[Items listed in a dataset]
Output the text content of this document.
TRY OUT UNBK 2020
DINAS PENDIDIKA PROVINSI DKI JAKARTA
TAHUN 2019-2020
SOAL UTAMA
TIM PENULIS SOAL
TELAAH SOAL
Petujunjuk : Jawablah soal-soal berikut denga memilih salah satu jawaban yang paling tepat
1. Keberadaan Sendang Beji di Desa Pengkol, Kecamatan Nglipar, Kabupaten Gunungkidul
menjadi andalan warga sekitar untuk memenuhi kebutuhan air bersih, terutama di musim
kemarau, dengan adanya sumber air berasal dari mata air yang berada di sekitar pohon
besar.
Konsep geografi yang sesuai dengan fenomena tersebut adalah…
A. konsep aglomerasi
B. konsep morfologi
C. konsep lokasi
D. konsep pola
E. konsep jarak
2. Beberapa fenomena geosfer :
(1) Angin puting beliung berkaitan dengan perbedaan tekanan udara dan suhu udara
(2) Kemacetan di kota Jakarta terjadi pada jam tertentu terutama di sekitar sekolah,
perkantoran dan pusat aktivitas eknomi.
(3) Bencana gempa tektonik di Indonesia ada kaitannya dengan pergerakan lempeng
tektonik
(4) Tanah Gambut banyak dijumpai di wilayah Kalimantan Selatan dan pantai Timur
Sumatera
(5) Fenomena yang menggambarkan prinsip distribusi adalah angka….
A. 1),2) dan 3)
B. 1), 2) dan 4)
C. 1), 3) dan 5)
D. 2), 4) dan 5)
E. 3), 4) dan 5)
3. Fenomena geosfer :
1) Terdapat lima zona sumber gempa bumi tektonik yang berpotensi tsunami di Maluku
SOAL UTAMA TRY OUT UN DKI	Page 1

● OBJECTIVE
Would you reproduce the material above in full, exactly as given?

● TASK SOLUTION
Output the text content of this document.
TRY OUT UNBK 2020
DINAS PENDIDIKA PROVINSI DKI JAKARTA
TAHUN 2019-2020
SOAL UTAMA
TIM PENULIS SOAL
TELAAH SOAL
Petujunjuk : Jawablah soal-soal berikut denga memilih salah satu jawaban yang paling tepat
1. Keberadaan Sendang Beji di Desa Pengkol, Kecamatan Nglipar, Kabupaten Gunungkidul
menjadi andalan warga sekitar untuk memenuhi kebutuhan air bersih, terutama di musim
kemarau, dengan adanya sumber air berasal dari mata air yang berada di sekitar pohon
besar.
Konsep geografi yang sesuai dengan fenomena tersebut adalah…
A. konsep aglomerasi
B. konsep morfologi
C. konsep lokasi
D. konsep pola
E. konsep jarak
2. Beberapa fenomena geosfer :
(1) Angin puting beliung berkaitan dengan perbedaan tekanan udara dan suhu udara
(2) Kemacetan di kota Jakarta terjadi pada jam tertentu terutama di sekitar sekolah,
perkantoran dan pusat aktivitas eknomi.
(3) Bencana gempa tektonik di Indonesia ada kaitannya dengan pergerakan lempeng
tektonik
(4) Tanah Gambut banyak dijumpai di wilayah Kalimantan Selatan dan pantai Timur
Sumatera
(5) Fenomena yang menggambarkan prinsip distribusi adalah angka….
A. 1),2) dan 3)
B. 1), 2) dan 4)
C. 1), 3) dan 5)
D. 2), 4) dan 5)
E. 3), 4) dan 5)
3. Fenomena geosfer :
1) Terdapat lima zona sumber gempa bumi tektonik yang berpotensi tsunami di Maluku
SOAL UTAMA TRY OUT UN DKI	Page 1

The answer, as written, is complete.